*** Dataset ***
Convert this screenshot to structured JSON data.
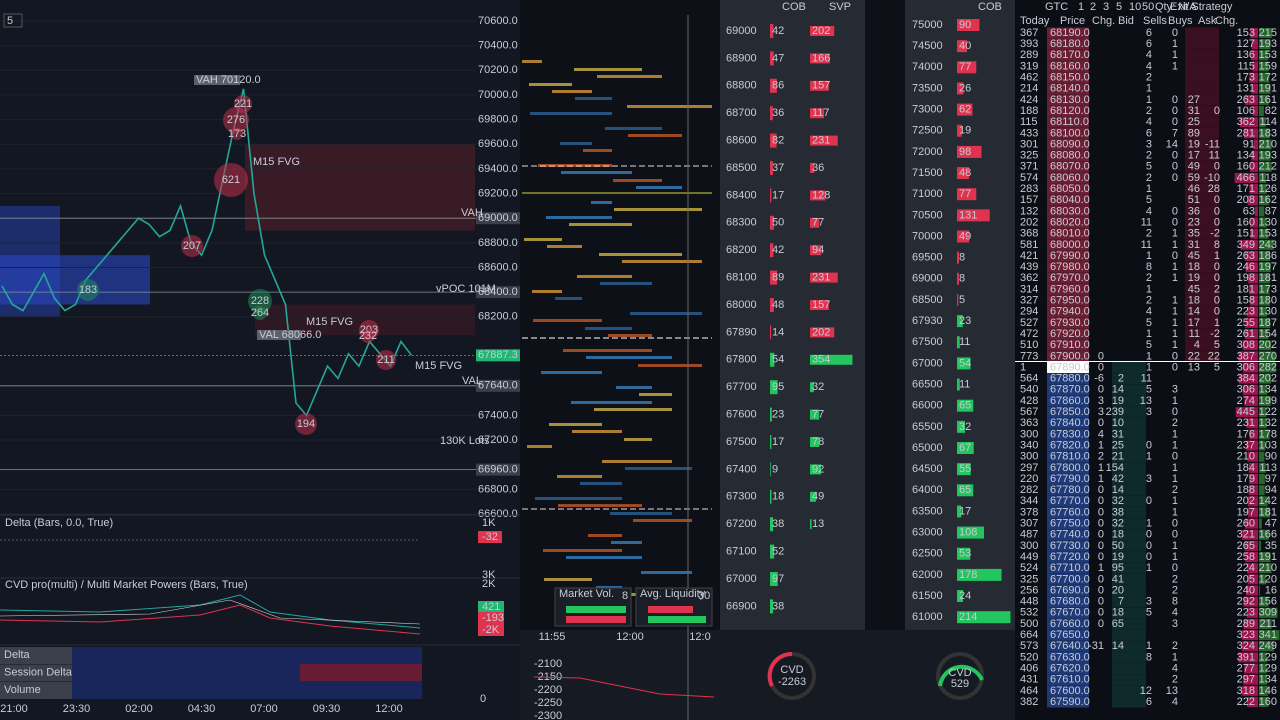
{
  "main_chart": {
    "price_axis": [
      {
        "value": 70600,
        "label": "70600.0"
      },
      {
        "value": 70400,
        "label": "70400.0"
      },
      {
        "value": 70200,
        "label": "70200.0"
      },
      {
        "value": 70000,
        "label": "70000.0"
      },
      {
        "value": 69800,
        "label": "69800.0"
      },
      {
        "value": 69600,
        "label": "69600.0"
      },
      {
        "value": 69400,
        "label": "69400.0"
      },
      {
        "value": 69200,
        "label": "69200.0"
      },
      {
        "value": 68800,
        "label": "68800.0"
      },
      {
        "value": 68600,
        "label": "68600.0"
      },
      {
        "value": 68200,
        "label": "68200.0"
      },
      {
        "value": 67400,
        "label": "67400.0"
      },
      {
        "value": 67200,
        "label": "67200.0"
      },
      {
        "value": 66800,
        "label": "66800.0"
      },
      {
        "value": 66600,
        "label": "66600.0"
      }
    ],
    "price_limits": [
      66600,
      70600
    ],
    "highlighted_prices": [
      {
        "value": 69000,
        "label": "69000.0"
      },
      {
        "value": 68400,
        "label": "68400.0"
      },
      {
        "value": 67887.3,
        "label": "67887.3"
      },
      {
        "value": 67640,
        "label": "67640.0"
      },
      {
        "value": 66960,
        "label": "66960.0"
      }
    ],
    "time_axis": [
      "21:00",
      "23:30",
      "02:00",
      "04:30",
      "07:00",
      "09:30",
      "12:00"
    ],
    "price_path": [
      68450,
      68300,
      68250,
      68400,
      68550,
      68350,
      68250,
      68300,
      68500,
      68600,
      68700,
      68800,
      68900,
      69000,
      68950,
      68850,
      68900,
      69100,
      68800,
      68700,
      68900,
      69300,
      69700,
      70050,
      69200,
      68700,
      68500,
      68300,
      67500,
      67400,
      67600,
      67800,
      67700,
      67900,
      67800,
      68000,
      67900,
      67800,
      68000,
      67887.3
    ],
    "level_labels": {
      "vah_tag": "VAH 70120.0",
      "val_tag": "VAL 68066.0",
      "vah": "VAH",
      "val": "VAL",
      "vpoc": "vPOC 101M",
      "lots": "130K Lots"
    },
    "fvg_labels": [
      "M15 FVG",
      "M15 FVG",
      "M15 FVG"
    ],
    "bubbles": [
      276,
      221,
      173,
      621,
      207,
      183,
      228,
      264,
      203,
      232,
      211,
      194
    ],
    "timeframe": "5",
    "delta_pane": {
      "title": "Delta (Bars, 0.0, True)",
      "axis": [
        "1K",
        "-32"
      ]
    },
    "cvd_pane": {
      "title": "CVD pro(multi) / Multi Market Powers (Bars, True)",
      "axis": [
        "3K",
        "2K",
        "421",
        "-193",
        "-2K"
      ]
    },
    "bottom_pane": {
      "rows": [
        "Delta",
        "Session Delta",
        "Volume"
      ],
      "axis": "0"
    }
  },
  "cob_panel": {
    "headers": [
      "COB",
      "SVP"
    ],
    "ladder": [
      {
        "price": "69000",
        "cob": 42,
        "svp": 202
      },
      {
        "price": "68900",
        "cob": 47,
        "svp": 166
      },
      {
        "price": "68800",
        "cob": 86,
        "svp": 157
      },
      {
        "price": "68700",
        "cob": 36,
        "svp": 117
      },
      {
        "price": "68600",
        "cob": 82,
        "svp": 231
      },
      {
        "price": "68500",
        "cob": 37,
        "svp": 36
      },
      {
        "price": "68400",
        "cob": 17,
        "svp": 128
      },
      {
        "price": "68300",
        "cob": 50,
        "svp": 77
      },
      {
        "price": "68200",
        "cob": 42,
        "svp": 94
      },
      {
        "price": "68100",
        "cob": 89,
        "svp": 231
      },
      {
        "price": "68000",
        "cob": 48,
        "svp": 157
      },
      {
        "price": "67890",
        "cob": 14,
        "svp": 202
      },
      {
        "price": "67800",
        "cob": 54,
        "svp": 354
      },
      {
        "price": "67700",
        "cob": 95,
        "svp": 32
      },
      {
        "price": "67600",
        "cob": 23,
        "svp": 77
      },
      {
        "price": "67500",
        "cob": 17,
        "svp": 78
      },
      {
        "price": "67400",
        "cob": 9,
        "svp": 92
      },
      {
        "price": "67300",
        "cob": 18,
        "svp": 49
      },
      {
        "price": "67200",
        "cob": 38,
        "svp": 13
      },
      {
        "price": "67100",
        "cob": 52,
        "svp": null
      },
      {
        "price": "67000",
        "cob": 97,
        "svp": null
      },
      {
        "price": "66900",
        "cob": 38,
        "svp": null
      }
    ],
    "market_vol": {
      "label": "Market Vol.",
      "value": "8"
    },
    "avg_liquidity": {
      "label": "Avg. Liquidity",
      "value": "30"
    },
    "time_axis": [
      "11:55",
      "12:00",
      "12:0"
    ],
    "cvd_axis": [
      "-2100",
      "-2150",
      "-2200",
      "-2250",
      "-2300"
    ],
    "gauge": {
      "label": "CVD",
      "value": "-2263"
    }
  },
  "cob_panel_2": {
    "header": "COB",
    "ladder": [
      {
        "price": "75000",
        "v": 90
      },
      {
        "price": "74500",
        "v": 40
      },
      {
        "price": "74000",
        "v": 77
      },
      {
        "price": "73500",
        "v": 26
      },
      {
        "price": "73000",
        "v": 62
      },
      {
        "price": "72500",
        "v": 19
      },
      {
        "price": "72000",
        "v": 98
      },
      {
        "price": "71500",
        "v": 48
      },
      {
        "price": "71000",
        "v": 77
      },
      {
        "price": "70500",
        "v": 131
      },
      {
        "price": "70000",
        "v": 49
      },
      {
        "price": "69500",
        "v": 8
      },
      {
        "price": "69000",
        "v": 8
      },
      {
        "price": "68500",
        "v": 5
      },
      {
        "price": "67930",
        "v": 23
      },
      {
        "price": "67500",
        "v": 11
      },
      {
        "price": "67000",
        "v": 54
      },
      {
        "price": "66500",
        "v": 11
      },
      {
        "price": "66000",
        "v": 65
      },
      {
        "price": "65500",
        "v": 32
      },
      {
        "price": "65000",
        "v": 67
      },
      {
        "price": "64500",
        "v": 55
      },
      {
        "price": "64000",
        "v": 65
      },
      {
        "price": "63500",
        "v": 17
      },
      {
        "price": "63000",
        "v": 108
      },
      {
        "price": "62500",
        "v": 53
      },
      {
        "price": "62000",
        "v": 178
      },
      {
        "price": "61500",
        "v": 24
      },
      {
        "price": "61000",
        "v": 214
      }
    ],
    "gauge": {
      "label": "CVD",
      "value": "529"
    }
  },
  "dom": {
    "toolbar": [
      "GTC",
      "1",
      "2",
      "3",
      "5",
      "10",
      "50",
      "Qty: N/A",
      "Exit Strategy"
    ],
    "columns": [
      "Today",
      "Price",
      "Chg.",
      "Bid",
      "Sells",
      "Buys",
      "Ask",
      "Chg."
    ],
    "current_row": 30,
    "rows": [
      [
        "367",
        "68190.0",
        null,
        null,
        "6",
        "0",
        null,
        null,
        "153",
        "215"
      ],
      [
        "393",
        "68180.0",
        null,
        null,
        "6",
        "1",
        null,
        null,
        "127",
        "193"
      ],
      [
        "289",
        "68170.0",
        null,
        null,
        "4",
        "1",
        null,
        null,
        "136",
        "153"
      ],
      [
        "319",
        "68160.0",
        null,
        null,
        "4",
        "1",
        null,
        null,
        "115",
        "159"
      ],
      [
        "462",
        "68150.0",
        null,
        null,
        "2",
        null,
        null,
        null,
        "173",
        "172"
      ],
      [
        "214",
        "68140.0",
        null,
        null,
        "1",
        null,
        null,
        null,
        "131",
        "191"
      ],
      [
        "424",
        "68130.0",
        null,
        null,
        "1",
        "0",
        "27",
        null,
        "263",
        "161"
      ],
      [
        "188",
        "68120.0",
        null,
        null,
        "2",
        "0",
        "31",
        "0",
        "106",
        "82"
      ],
      [
        "115",
        "68110.0",
        null,
        null,
        "4",
        "0",
        "25",
        null,
        "362",
        "114"
      ],
      [
        "433",
        "68100.0",
        null,
        null,
        "6",
        "7",
        "89",
        null,
        "281",
        "183"
      ],
      [
        "301",
        "68090.0",
        null,
        null,
        "3",
        "14",
        "19",
        "-11",
        "91",
        "210"
      ],
      [
        "325",
        "68080.0",
        null,
        null,
        "2",
        "0",
        "17",
        "11",
        "134",
        "193"
      ],
      [
        "371",
        "68070.0",
        null,
        null,
        "5",
        "0",
        "49",
        "0",
        "160",
        "212"
      ],
      [
        "574",
        "68060.0",
        null,
        null,
        "2",
        "0",
        "59",
        "-10",
        "466",
        "118"
      ],
      [
        "283",
        "68050.0",
        null,
        null,
        "1",
        null,
        "46",
        "28",
        "171",
        "126"
      ],
      [
        "157",
        "68040.0",
        null,
        null,
        "5",
        null,
        "51",
        "0",
        "208",
        "162"
      ],
      [
        "132",
        "68030.0",
        null,
        null,
        "4",
        "0",
        "36",
        "0",
        "63",
        "87"
      ],
      [
        "202",
        "68020.0",
        null,
        null,
        "11",
        "0",
        "23",
        "0",
        "160",
        "130"
      ],
      [
        "368",
        "68010.0",
        null,
        null,
        "2",
        "1",
        "35",
        "-2",
        "151",
        "153"
      ],
      [
        "581",
        "68000.0",
        null,
        null,
        "11",
        "1",
        "31",
        "8",
        "349",
        "243"
      ],
      [
        "421",
        "67990.0",
        null,
        null,
        "1",
        "0",
        "45",
        "1",
        "263",
        "186"
      ],
      [
        "439",
        "67980.0",
        null,
        null,
        "8",
        "1",
        "18",
        "0",
        "246",
        "197"
      ],
      [
        "362",
        "67970.0",
        null,
        null,
        "2",
        "1",
        "19",
        "0",
        "198",
        "181"
      ],
      [
        "314",
        "67960.0",
        null,
        null,
        "1",
        null,
        "45",
        "2",
        "181",
        "173"
      ],
      [
        "327",
        "67950.0",
        null,
        null,
        "2",
        "1",
        "18",
        "0",
        "158",
        "180"
      ],
      [
        "294",
        "67940.0",
        null,
        null,
        "4",
        "1",
        "14",
        "0",
        "223",
        "130"
      ],
      [
        "527",
        "67930.0",
        null,
        null,
        "5",
        "1",
        "17",
        "1",
        "255",
        "187"
      ],
      [
        "472",
        "67920.0",
        null,
        null,
        "1",
        "1",
        "11",
        "-2",
        "261",
        "154"
      ],
      [
        "510",
        "67910.0",
        null,
        null,
        "5",
        "1",
        "4",
        "5",
        "308",
        "202"
      ],
      [
        "773",
        "67900.0",
        "0",
        null,
        "1",
        "0",
        "22",
        "22",
        "387",
        "270"
      ],
      [
        "1",
        "67890.0",
        "0",
        null,
        "1",
        "0",
        "13",
        "5",
        "306",
        "282"
      ],
      [
        "564",
        "67880.0",
        "-6",
        "2",
        "11",
        null,
        null,
        null,
        "384",
        "202"
      ],
      [
        "540",
        "67870.0",
        "0",
        "14",
        "5",
        "3",
        null,
        null,
        "306",
        "134"
      ],
      [
        "428",
        "67860.0",
        "3",
        "19",
        "13",
        "1",
        null,
        null,
        "274",
        "199"
      ],
      [
        "567",
        "67850.0",
        "3",
        "239",
        "3",
        "0",
        null,
        null,
        "445",
        "122"
      ],
      [
        "363",
        "67840.0",
        "0",
        "10",
        null,
        "2",
        null,
        null,
        "231",
        "132"
      ],
      [
        "300",
        "67830.0",
        "4",
        "31",
        null,
        "1",
        null,
        null,
        "176",
        "178"
      ],
      [
        "340",
        "67820.0",
        "1",
        "25",
        "0",
        "1",
        null,
        null,
        "237",
        "103"
      ],
      [
        "300",
        "67810.0",
        "2",
        "21",
        "1",
        "0",
        null,
        null,
        "210",
        "90"
      ],
      [
        "297",
        "67800.0",
        "1",
        "154",
        null,
        "1",
        null,
        null,
        "184",
        "113"
      ],
      [
        "220",
        "67790.0",
        "1",
        "42",
        "3",
        "1",
        null,
        null,
        "179",
        "97"
      ],
      [
        "282",
        "67780.0",
        "0",
        "14",
        null,
        "2",
        null,
        null,
        "188",
        "94"
      ],
      [
        "344",
        "67770.0",
        "0",
        "32",
        "0",
        "1",
        null,
        null,
        "202",
        "142"
      ],
      [
        "378",
        "67760.0",
        "0",
        "38",
        null,
        "1",
        null,
        null,
        "197",
        "181"
      ],
      [
        "307",
        "67750.0",
        "0",
        "32",
        "1",
        "0",
        null,
        null,
        "260",
        "47"
      ],
      [
        "487",
        "67740.0",
        "0",
        "18",
        "0",
        "0",
        null,
        null,
        "321",
        "166"
      ],
      [
        "300",
        "67730.0",
        "0",
        "50",
        "0",
        "1",
        null,
        null,
        "265",
        "35"
      ],
      [
        "449",
        "67720.0",
        "0",
        "19",
        "0",
        "1",
        null,
        null,
        "258",
        "191"
      ],
      [
        "524",
        "67710.0",
        "1",
        "95",
        "1",
        "0",
        null,
        null,
        "224",
        "210"
      ],
      [
        "325",
        "67700.0",
        "0",
        "41",
        null,
        "2",
        null,
        null,
        "205",
        "120"
      ],
      [
        "256",
        "67690.0",
        "0",
        "20",
        null,
        "2",
        null,
        null,
        "240",
        "16"
      ],
      [
        "448",
        "67680.0",
        "0",
        "7",
        "3",
        "8",
        null,
        null,
        "292",
        "156"
      ],
      [
        "532",
        "67670.0",
        "0",
        "18",
        "5",
        "4",
        null,
        null,
        "223",
        "309"
      ],
      [
        "500",
        "67660.0",
        "0",
        "65",
        null,
        "3",
        null,
        null,
        "289",
        "211"
      ],
      [
        "664",
        "67650.0",
        null,
        null,
        null,
        null,
        null,
        null,
        "323",
        "341"
      ],
      [
        "573",
        "67640.0",
        "-31",
        "14",
        "1",
        "2",
        null,
        null,
        "324",
        "249"
      ],
      [
        "520",
        "67630.0",
        null,
        null,
        "8",
        "1",
        null,
        null,
        "391",
        "129"
      ],
      [
        "406",
        "67620.0",
        null,
        null,
        null,
        "4",
        null,
        null,
        "277",
        "129"
      ],
      [
        "431",
        "67610.0",
        null,
        null,
        null,
        "2",
        null,
        null,
        "297",
        "134"
      ],
      [
        "464",
        "67600.0",
        null,
        null,
        "12",
        "13",
        null,
        null,
        "318",
        "146"
      ],
      [
        "382",
        "67590.0",
        null,
        null,
        "6",
        "4",
        null,
        null,
        "222",
        "160"
      ]
    ]
  }
}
***
**Written problem**:
Locate the word "Bars" in the entries, and copy every line where it is found.

**Result of the task**:
      "title": "Delta (Bars, 0.0, True)",
      "title": "CVD pro(multi) / Multi Market Powers (Bars, True)",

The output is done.